The task:
Print the full listing exactly.

Record set:
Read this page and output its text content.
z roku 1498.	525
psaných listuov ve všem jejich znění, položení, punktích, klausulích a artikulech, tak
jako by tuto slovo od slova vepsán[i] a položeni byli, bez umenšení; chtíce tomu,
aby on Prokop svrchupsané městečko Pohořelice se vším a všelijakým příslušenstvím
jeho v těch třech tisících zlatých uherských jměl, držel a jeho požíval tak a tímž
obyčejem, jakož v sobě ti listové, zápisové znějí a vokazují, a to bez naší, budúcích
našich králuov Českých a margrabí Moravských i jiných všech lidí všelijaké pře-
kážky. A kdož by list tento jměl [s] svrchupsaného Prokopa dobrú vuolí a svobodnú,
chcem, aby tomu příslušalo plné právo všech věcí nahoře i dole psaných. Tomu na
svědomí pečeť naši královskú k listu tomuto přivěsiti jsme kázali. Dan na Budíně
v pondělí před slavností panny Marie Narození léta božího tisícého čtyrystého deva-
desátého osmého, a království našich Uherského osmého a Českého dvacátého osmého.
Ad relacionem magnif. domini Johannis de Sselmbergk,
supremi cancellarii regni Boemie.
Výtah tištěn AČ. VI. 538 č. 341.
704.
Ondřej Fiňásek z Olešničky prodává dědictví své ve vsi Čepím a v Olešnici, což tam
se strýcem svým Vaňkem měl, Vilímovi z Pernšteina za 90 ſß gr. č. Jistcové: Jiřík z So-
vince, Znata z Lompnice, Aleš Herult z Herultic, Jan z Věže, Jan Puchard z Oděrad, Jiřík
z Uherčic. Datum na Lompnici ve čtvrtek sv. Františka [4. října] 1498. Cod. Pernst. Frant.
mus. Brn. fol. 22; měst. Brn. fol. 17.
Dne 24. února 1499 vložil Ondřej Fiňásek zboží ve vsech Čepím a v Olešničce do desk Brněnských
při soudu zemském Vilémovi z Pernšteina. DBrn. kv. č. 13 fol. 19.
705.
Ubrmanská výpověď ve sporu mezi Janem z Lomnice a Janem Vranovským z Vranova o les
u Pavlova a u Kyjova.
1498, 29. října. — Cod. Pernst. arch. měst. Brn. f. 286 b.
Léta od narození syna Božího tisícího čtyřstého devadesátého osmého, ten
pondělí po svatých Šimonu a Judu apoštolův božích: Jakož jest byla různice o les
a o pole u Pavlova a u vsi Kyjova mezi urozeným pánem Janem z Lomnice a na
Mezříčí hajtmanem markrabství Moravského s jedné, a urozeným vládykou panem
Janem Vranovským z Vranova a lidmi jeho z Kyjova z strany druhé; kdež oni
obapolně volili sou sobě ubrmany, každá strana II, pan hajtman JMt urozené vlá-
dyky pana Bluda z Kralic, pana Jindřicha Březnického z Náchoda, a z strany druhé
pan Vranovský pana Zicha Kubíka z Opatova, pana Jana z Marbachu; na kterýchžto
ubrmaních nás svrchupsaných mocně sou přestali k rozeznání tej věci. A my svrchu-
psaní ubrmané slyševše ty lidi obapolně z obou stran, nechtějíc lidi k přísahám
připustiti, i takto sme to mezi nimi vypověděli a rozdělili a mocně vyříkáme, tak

Task solution:
Read this page and output its text content.
z roku 1498.	525
psaných listuov ve všem jejich znění, položení, punktích, klausulích a artikulech, tak
jako by tuto slovo od slova vepsán[i] a položeni byli, bez umenšení; chtíce tomu,
aby on Prokop svrchupsané městečko Pohořelice se vším a všelijakým příslušenstvím
jeho v těch třech tisících zlatých uherských jměl, držel a jeho požíval tak a tímž
obyčejem, jakož v sobě ti listové, zápisové znějí a vokazují, a to bez naší, budúcích
našich králuov Českých a margrabí Moravských i jiných všech lidí všelijaké pře-
kážky. A kdož by list tento jměl [s] svrchupsaného Prokopa dobrú vuolí a svobodnú,
chcem, aby tomu příslušalo plné právo všech věcí nahoře i dole psaných. Tomu na
svědomí pečeť naši královskú k listu tomuto přivěsiti jsme kázali. Dan na Budíně
v pondělí před slavností panny Marie Narození léta božího tisícého čtyrystého deva-
desátého osmého, a království našich Uherského osmého a Českého dvacátého osmého.
Ad relacionem magnif. domini Johannis de Sselmbergk,
supremi cancellarii regni Boemie.
Výtah tištěn AČ. VI. 538 č. 341.
704.
Ondřej Fiňásek z Olešničky prodává dědictví své ve vsi Čepím a v Olešnici, což tam
se strýcem svým Vaňkem měl, Vilímovi z Pernšteina za 90 ſß gr. č. Jistcové: Jiřík z So-
vince, Znata z Lompnice, Aleš Herult z Herultic, Jan z Věže, Jan Puchard z Oděrad, Jiřík
z Uherčic. Datum na Lompnici ve čtvrtek sv. Františka [4. října] 1498. Cod. Pernst. Frant.
mus. Brn. fol. 22; měst. Brn. fol. 17.
Dne 24. února 1499 vložil Ondřej Fiňásek zboží ve vsech Čepím a v Olešničce do desk Brněnských
při soudu zemském Vilémovi z Pernšteina. DBrn. kv. č. 13 fol. 19.
705.
Ubrmanská výpověď ve sporu mezi Janem z Lomnice a Janem Vranovským z Vranova o les
u Pavlova a u Kyjova.
1498, 29. října. — Cod. Pernst. arch. měst. Brn. f. 286 b.
Léta od narození syna Božího tisícího čtyřstého devadesátého osmého, ten
pondělí po svatých Šimonu a Judu apoštolův božích: Jakož jest byla různice o les
a o pole u Pavlova a u vsi Kyjova mezi urozeným pánem Janem z Lomnice a na
Mezříčí hajtmanem markrabství Moravského s jedné, a urozeným vládykou panem
Janem Vranovským z Vranova a lidmi jeho z Kyjova z strany druhé; kdež oni
obapolně volili sou sobě ubrmany, každá strana II, pan hajtman JMt urozené vlá-
dyky pana Bluda z Kralic, pana Jindřicha Březnického z Náchoda, a z strany druhé
pan Vranovský pana Zicha Kubíka z Opatova, pana Jana z Marbachu; na kterýchžto
ubrmaních nás svrchupsaných mocně sou přestali k rozeznání tej věci. A my svrchu-
psaní ubrmané slyševše ty lidi obapolně z obou stran, nechtějíc lidi k přísahám
připustiti, i takto sme to mezi nimi vypověděli a rozdělili a mocně vyříkáme, tak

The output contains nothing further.